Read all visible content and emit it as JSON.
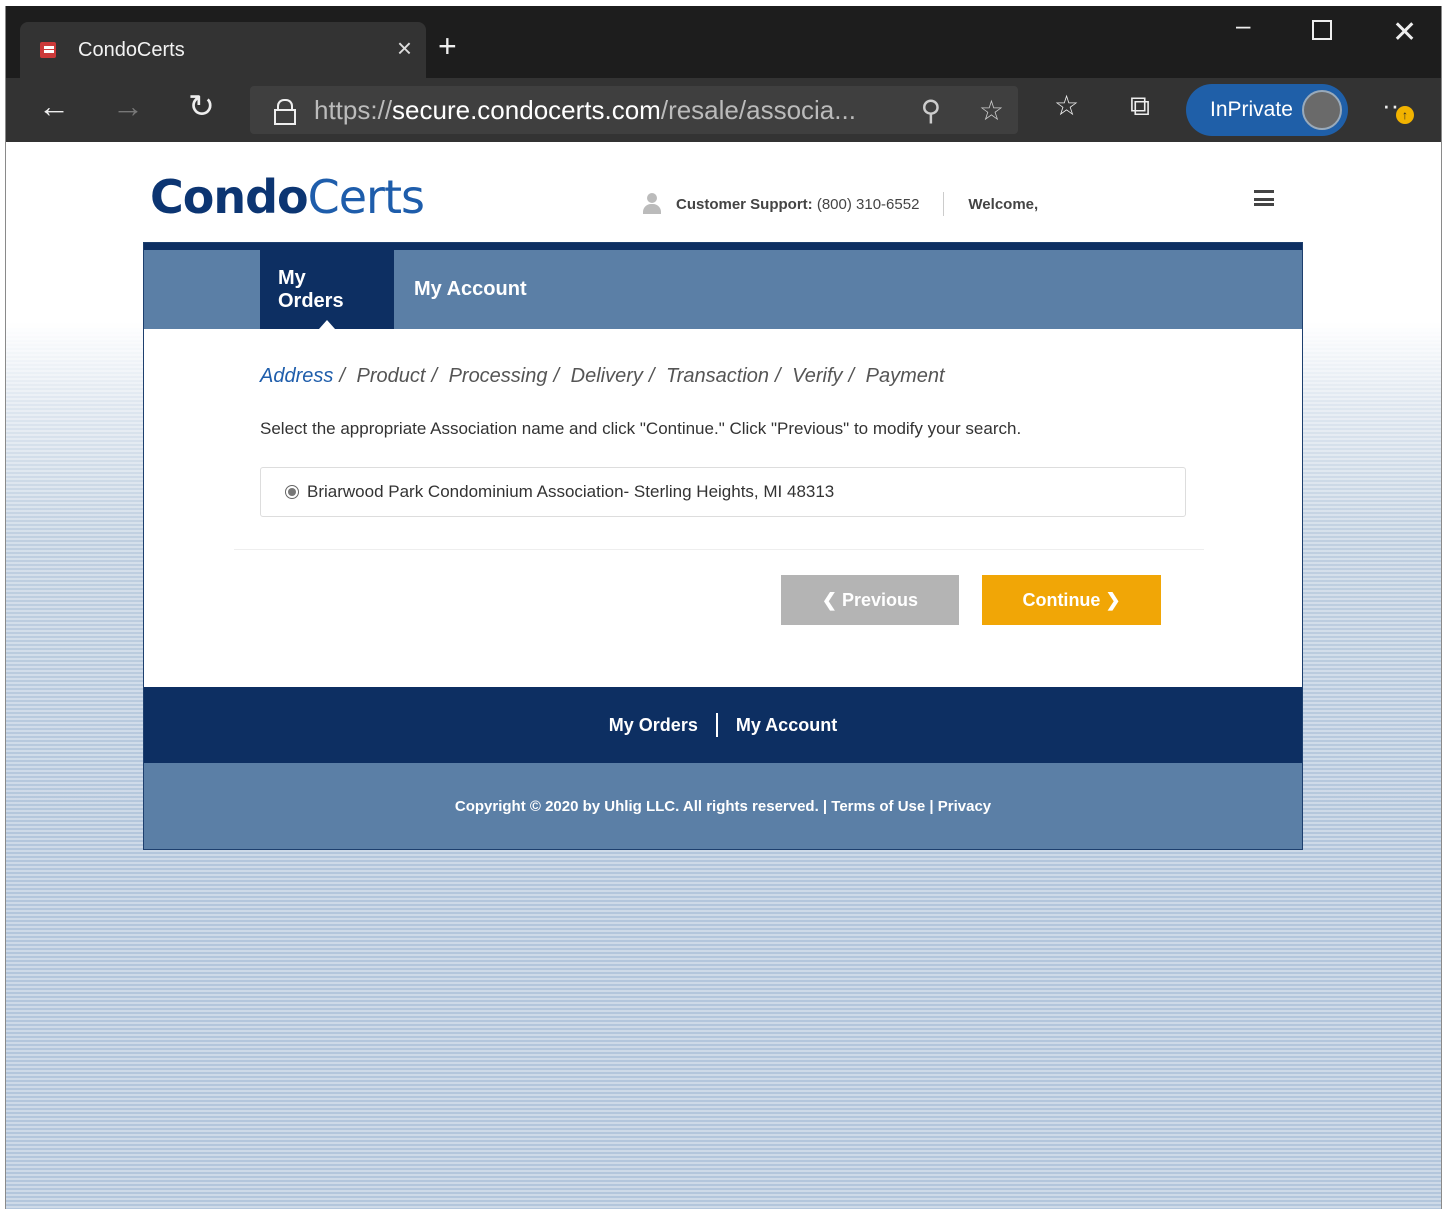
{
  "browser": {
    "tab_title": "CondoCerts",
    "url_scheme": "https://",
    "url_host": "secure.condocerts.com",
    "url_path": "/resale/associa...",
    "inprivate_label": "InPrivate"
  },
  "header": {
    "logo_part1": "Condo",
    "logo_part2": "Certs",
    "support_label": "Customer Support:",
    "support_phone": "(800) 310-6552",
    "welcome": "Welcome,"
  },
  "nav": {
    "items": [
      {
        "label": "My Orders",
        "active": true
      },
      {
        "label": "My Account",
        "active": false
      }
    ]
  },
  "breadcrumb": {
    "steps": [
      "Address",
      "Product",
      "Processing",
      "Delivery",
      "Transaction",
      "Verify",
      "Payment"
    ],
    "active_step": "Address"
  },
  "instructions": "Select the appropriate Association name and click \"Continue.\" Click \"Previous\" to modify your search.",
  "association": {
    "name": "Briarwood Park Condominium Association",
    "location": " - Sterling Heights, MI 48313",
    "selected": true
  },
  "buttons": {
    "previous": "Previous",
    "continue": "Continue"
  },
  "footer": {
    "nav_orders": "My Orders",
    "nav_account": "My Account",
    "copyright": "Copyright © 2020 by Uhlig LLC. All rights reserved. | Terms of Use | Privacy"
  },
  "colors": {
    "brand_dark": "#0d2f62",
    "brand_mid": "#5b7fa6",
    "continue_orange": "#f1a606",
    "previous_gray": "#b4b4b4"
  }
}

---

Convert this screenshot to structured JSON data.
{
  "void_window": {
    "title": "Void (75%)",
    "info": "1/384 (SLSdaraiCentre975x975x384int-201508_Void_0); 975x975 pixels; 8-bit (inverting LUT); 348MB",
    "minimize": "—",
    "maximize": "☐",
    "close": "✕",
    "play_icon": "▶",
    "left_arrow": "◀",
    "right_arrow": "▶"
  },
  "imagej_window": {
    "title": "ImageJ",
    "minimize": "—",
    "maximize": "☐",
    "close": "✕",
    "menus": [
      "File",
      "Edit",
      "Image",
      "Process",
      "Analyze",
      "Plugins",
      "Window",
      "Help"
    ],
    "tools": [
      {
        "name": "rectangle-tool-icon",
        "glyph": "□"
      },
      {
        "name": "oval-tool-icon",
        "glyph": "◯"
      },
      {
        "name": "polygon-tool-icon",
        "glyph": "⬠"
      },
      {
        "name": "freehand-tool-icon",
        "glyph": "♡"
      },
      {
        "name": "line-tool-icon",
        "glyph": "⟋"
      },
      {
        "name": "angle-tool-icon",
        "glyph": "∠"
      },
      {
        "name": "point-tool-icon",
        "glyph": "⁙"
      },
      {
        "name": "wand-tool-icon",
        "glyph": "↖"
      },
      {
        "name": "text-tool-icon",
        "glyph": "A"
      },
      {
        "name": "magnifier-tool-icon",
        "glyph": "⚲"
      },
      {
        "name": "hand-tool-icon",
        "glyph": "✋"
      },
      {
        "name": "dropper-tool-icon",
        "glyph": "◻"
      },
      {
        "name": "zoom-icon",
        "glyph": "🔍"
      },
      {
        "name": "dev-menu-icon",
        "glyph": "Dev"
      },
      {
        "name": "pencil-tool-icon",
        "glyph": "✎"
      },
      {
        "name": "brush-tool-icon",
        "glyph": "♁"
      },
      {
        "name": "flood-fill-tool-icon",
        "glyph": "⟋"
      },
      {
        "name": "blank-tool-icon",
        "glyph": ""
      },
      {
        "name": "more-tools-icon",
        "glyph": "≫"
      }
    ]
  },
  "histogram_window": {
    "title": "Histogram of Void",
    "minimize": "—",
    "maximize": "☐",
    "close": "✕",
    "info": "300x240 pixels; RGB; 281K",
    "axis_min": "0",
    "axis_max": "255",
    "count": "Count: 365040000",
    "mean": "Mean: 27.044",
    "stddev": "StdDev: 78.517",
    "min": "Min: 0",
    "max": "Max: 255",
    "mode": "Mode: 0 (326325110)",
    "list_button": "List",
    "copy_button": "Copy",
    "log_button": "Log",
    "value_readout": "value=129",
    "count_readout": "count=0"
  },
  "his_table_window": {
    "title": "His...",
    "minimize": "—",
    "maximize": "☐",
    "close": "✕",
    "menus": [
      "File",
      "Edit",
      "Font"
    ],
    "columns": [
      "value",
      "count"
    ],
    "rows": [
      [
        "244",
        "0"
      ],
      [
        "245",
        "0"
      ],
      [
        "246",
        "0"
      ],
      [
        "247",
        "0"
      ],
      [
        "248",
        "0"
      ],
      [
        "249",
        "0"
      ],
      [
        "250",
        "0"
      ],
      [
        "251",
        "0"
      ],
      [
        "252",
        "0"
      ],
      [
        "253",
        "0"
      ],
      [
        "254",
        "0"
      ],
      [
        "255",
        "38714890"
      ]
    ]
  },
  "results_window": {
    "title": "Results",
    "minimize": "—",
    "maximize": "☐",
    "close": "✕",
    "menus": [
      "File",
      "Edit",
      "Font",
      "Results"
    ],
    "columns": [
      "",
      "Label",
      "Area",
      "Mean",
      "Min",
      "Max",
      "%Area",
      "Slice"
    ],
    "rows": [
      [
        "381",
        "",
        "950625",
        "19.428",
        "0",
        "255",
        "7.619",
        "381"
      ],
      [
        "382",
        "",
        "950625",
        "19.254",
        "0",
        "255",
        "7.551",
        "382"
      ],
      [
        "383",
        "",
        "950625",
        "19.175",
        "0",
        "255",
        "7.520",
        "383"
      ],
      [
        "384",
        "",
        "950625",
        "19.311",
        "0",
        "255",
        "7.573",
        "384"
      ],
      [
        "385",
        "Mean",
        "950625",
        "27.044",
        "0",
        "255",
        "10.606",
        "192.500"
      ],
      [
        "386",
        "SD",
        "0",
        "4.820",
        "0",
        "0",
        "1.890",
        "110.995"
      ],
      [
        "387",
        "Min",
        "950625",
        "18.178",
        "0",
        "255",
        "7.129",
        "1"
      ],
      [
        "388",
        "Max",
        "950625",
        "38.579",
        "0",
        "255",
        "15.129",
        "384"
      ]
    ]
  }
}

- TASK PROMPT -
Every line holding "Orders" should be copied out.

- EXERCISE RESPONSE -
        "label": "My Orders",
    "nav_orders": "My Orders",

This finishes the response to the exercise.